**Data provided**
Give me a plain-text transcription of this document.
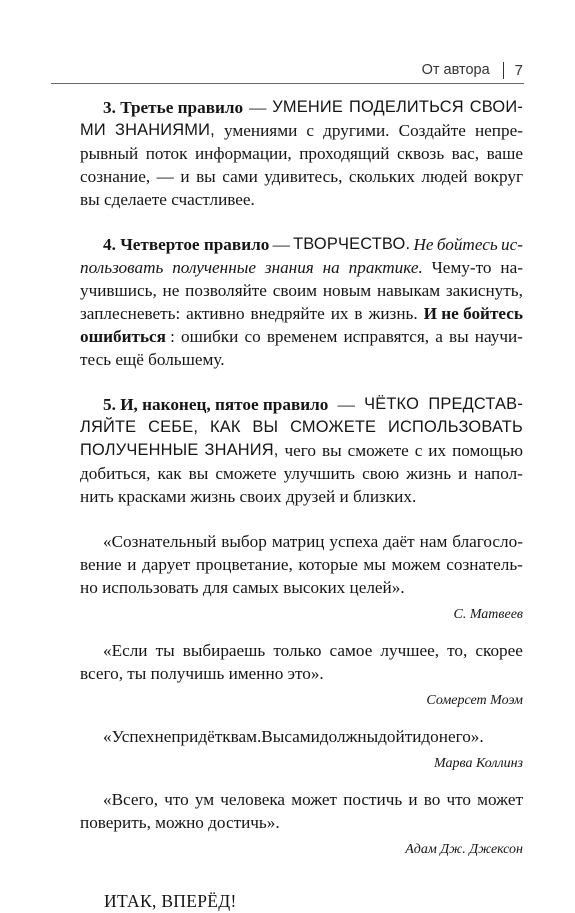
От автора 7
3. Третье правило — УМЕНИЕ ПОДЕЛИТЬСЯ СВОИ-
МИ ЗНАНИЯМИ, умениями с другими. Создайте непре-
рывный поток информации, проходящий сквозь вас, ваше
сознание, — и вы сами удивитесь, скольких людей вокруг
вы сделаете счастливее.
4. Четвертое правило — ТВОРЧЕСТВО. Не бойтесь ис-
пользовать полученные знания на практике. Чему-то на-
учившись, не позволяйте своим новым навыкам закиснуть,
заплесневеть: активно внедряйте их в жизнь. И не бойтесь
ошибиться : ошибки со временем исправятся, а вы научи-
тесь ещё большему.
5. И, наконец, пятое правило — ЧЁТКО ПРЕДСТАВ-
ЛЯЙТЕ СЕБЕ, КАК ВЫ СМОЖЕТЕ ИСПОЛЬЗОВАТЬ
ПОЛУЧЕННЫЕ ЗНАНИЯ, чего вы сможете с их помощью
добиться, как вы сможете улучшить свою жизнь и напол-
нить красками жизнь своих друзей и близких.
«Сознательный выбор матриц успеха даёт нам благосло-
вение и дарует процветание, которые мы можем сознатель-
но использовать для самых высоких целей».
С. Матвеев
«Если ты выбираешь только самое лучшее, то, скорее
всего, ты получишь именно это».
Сомерсет Моэм
«Успех не придёт к вам. Вы сами должны дойти до него».
Марва Коллинз
«Всего, что ум человека может постичь и во что может
поверить, можно достичь».
Адам Дж. Джексон
ИТАК, ВПЕРЁД!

**Request**
Filter the records for lines holding the string "правило". Copy each one.

**Expected output**
3. Третье правило — УМЕНИЕ ПОДЕЛИТЬСЯ СВОИ-
4. Четвертое правило — ТВОРЧЕСТВО. Не бойтесь ис-
5. И, наконец, пятое правило — ЧЁТКО ПРЕДСТАВ-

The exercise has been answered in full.